──────── THE INPUT ────────

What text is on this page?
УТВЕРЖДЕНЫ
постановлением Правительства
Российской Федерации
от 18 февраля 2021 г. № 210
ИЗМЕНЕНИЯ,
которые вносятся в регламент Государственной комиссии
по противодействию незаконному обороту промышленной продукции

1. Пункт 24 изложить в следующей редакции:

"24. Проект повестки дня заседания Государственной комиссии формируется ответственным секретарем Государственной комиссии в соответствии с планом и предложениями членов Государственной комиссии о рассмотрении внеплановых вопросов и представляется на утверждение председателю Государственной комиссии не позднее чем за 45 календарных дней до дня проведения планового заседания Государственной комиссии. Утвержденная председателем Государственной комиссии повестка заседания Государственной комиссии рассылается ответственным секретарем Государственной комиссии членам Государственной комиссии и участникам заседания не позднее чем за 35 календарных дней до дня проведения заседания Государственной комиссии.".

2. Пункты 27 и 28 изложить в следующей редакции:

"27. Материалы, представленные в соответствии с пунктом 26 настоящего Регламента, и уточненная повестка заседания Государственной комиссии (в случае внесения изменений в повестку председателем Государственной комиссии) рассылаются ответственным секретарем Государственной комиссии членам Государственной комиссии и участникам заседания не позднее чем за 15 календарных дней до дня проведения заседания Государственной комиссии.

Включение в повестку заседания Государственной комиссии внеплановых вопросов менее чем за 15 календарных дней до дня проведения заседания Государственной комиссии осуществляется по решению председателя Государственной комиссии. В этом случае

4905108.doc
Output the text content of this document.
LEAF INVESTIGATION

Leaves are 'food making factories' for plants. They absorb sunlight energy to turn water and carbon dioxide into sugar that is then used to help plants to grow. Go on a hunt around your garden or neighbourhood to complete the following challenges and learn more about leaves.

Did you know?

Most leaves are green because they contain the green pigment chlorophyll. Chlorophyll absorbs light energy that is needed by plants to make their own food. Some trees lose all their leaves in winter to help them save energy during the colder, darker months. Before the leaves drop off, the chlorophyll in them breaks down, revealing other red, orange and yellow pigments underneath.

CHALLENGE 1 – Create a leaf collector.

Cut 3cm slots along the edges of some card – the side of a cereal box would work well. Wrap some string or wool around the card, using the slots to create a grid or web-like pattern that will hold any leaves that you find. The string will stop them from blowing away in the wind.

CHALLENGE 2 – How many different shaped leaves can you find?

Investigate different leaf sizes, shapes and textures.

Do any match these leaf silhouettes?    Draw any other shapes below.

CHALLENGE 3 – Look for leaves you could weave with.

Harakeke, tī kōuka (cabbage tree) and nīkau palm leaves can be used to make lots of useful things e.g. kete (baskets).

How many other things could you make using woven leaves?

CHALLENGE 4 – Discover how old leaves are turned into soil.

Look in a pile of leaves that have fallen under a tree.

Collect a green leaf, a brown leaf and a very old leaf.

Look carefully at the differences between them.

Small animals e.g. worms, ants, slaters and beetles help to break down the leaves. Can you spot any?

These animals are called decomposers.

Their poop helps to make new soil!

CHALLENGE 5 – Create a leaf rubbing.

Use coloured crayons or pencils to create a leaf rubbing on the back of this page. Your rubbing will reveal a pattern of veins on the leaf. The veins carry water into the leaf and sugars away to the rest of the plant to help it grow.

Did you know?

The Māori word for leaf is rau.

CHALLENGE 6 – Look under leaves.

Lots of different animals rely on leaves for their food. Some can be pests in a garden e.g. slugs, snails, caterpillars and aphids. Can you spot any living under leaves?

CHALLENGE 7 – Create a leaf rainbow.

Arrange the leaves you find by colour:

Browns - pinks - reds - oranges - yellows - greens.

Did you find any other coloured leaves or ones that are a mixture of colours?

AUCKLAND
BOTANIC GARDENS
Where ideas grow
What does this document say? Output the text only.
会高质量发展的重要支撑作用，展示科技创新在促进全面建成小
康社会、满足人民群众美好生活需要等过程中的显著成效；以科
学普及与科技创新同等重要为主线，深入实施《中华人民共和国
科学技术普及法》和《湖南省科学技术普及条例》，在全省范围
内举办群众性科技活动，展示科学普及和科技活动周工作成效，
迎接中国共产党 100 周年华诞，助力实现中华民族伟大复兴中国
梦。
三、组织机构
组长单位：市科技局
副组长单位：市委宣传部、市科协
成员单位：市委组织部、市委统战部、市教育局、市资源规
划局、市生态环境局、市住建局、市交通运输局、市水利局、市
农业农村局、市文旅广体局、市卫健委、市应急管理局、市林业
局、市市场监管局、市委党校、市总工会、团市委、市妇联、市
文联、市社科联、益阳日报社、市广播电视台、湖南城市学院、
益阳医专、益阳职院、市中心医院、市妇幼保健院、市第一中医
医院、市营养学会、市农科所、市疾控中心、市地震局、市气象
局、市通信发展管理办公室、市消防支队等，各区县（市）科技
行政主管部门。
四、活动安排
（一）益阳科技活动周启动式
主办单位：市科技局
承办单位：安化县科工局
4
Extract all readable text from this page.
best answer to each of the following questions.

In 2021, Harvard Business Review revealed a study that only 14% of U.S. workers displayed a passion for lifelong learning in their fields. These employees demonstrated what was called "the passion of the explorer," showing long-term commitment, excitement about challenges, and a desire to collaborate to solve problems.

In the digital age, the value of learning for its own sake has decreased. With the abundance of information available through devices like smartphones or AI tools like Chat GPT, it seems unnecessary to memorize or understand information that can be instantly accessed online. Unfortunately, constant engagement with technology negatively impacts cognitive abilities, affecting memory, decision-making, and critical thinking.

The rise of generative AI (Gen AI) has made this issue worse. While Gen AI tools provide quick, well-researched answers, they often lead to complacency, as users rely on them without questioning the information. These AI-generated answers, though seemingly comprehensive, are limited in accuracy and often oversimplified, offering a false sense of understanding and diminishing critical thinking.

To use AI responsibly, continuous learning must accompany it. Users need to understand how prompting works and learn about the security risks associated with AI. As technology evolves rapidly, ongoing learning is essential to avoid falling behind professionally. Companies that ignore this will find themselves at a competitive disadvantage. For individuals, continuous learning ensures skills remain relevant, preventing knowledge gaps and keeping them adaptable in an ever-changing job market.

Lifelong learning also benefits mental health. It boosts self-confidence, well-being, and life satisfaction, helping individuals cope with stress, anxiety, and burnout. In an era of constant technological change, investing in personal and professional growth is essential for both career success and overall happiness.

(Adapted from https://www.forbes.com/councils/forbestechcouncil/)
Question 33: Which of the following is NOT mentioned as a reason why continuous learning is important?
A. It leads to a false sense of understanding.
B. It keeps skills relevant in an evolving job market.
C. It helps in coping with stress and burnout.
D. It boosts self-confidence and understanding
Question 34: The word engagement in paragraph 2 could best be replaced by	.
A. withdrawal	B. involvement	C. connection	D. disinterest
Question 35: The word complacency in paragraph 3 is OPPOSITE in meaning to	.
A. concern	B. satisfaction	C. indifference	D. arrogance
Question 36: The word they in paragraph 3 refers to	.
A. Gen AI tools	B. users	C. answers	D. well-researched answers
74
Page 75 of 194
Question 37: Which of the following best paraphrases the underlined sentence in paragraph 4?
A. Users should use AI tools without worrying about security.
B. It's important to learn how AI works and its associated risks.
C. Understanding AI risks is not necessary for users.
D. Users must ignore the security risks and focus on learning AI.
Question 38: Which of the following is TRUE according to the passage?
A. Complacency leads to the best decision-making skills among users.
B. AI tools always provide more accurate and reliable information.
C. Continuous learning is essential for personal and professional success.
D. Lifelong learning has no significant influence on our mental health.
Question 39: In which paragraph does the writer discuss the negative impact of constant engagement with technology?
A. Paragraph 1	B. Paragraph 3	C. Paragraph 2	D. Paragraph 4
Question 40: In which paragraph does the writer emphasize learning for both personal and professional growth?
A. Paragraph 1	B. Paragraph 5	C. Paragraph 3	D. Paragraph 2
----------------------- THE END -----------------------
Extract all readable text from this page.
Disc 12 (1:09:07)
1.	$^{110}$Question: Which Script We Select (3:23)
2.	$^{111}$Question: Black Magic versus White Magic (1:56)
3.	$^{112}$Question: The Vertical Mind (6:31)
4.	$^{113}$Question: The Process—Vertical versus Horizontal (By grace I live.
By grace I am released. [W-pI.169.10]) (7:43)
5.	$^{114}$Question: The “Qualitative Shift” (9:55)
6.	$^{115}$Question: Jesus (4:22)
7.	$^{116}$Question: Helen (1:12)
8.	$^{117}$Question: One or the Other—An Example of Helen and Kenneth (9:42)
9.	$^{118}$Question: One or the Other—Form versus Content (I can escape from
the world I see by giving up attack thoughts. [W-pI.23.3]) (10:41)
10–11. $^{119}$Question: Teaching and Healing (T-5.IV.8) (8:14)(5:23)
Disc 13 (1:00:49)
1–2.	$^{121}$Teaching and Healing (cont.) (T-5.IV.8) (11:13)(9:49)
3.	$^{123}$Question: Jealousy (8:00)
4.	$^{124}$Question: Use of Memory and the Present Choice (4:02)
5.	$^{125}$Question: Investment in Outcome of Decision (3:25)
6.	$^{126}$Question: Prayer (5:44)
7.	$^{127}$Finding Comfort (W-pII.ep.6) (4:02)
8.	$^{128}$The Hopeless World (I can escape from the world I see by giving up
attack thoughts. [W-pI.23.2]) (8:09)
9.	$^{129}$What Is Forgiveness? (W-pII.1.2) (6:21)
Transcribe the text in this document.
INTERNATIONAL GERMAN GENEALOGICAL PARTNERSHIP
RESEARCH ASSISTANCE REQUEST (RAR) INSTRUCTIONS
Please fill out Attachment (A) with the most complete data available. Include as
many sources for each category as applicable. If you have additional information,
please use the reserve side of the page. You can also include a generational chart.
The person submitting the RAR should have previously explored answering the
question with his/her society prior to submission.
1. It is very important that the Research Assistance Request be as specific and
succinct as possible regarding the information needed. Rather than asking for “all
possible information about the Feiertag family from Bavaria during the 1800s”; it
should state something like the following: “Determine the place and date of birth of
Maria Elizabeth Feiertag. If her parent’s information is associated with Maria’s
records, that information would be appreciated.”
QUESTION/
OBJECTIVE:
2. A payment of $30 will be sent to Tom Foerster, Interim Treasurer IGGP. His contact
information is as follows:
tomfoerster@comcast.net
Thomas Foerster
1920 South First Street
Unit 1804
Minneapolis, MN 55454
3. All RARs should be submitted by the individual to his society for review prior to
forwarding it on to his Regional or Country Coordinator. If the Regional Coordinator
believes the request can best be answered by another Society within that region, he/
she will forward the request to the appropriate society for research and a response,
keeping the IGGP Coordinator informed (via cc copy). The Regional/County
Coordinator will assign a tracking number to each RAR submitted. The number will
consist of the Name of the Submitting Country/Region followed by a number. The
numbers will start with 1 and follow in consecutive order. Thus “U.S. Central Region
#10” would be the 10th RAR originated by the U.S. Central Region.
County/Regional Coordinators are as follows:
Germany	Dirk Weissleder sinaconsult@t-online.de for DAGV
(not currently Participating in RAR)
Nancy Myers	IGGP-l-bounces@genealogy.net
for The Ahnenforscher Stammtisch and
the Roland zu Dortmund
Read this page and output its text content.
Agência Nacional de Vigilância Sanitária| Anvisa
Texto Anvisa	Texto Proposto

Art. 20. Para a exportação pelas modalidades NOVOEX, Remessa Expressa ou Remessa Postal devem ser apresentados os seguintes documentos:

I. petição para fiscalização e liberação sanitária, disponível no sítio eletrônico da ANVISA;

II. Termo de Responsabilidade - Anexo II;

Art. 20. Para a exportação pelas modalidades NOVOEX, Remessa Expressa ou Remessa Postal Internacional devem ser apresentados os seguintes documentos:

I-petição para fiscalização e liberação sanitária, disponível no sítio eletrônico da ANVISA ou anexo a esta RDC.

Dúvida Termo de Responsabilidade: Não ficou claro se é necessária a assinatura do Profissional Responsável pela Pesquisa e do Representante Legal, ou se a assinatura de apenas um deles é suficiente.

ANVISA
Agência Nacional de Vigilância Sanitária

────────

# WRITTEN REQUEST
Using the material above, reproduce exactly the line that contains "Read this page and output its text content." and all lines after it through the last one, and only those.

# EXERCISE SOLUTION
Read this page and output its text content.
Agência Nacional de Vigilância Sanitária| Anvisa
Texto Anvisa	Texto Proposto

Art. 20. Para a exportação pelas modalidades NOVOEX, Remessa Expressa ou Remessa Postal devem ser apresentados os seguintes documentos:

I. petição para fiscalização e liberação sanitária, disponível no sítio eletrônico da ANVISA;

II. Termo de Responsabilidade - Anexo II;

Art. 20. Para a exportação pelas modalidades NOVOEX, Remessa Expressa ou Remessa Postal Internacional devem ser apresentados os seguintes documentos:

I-petição para fiscalização e liberação sanitária, disponível no sítio eletrônico da ANVISA ou anexo a esta RDC.

Dúvida Termo de Responsabilidade: Não ficou claro se é necessária a assinatura do Profissional Responsável pela Pesquisa e do Representante Legal, ou se a assinatura de apenas um deles é suficiente.

ANVISA
Agência Nacional de Vigilância Sanitária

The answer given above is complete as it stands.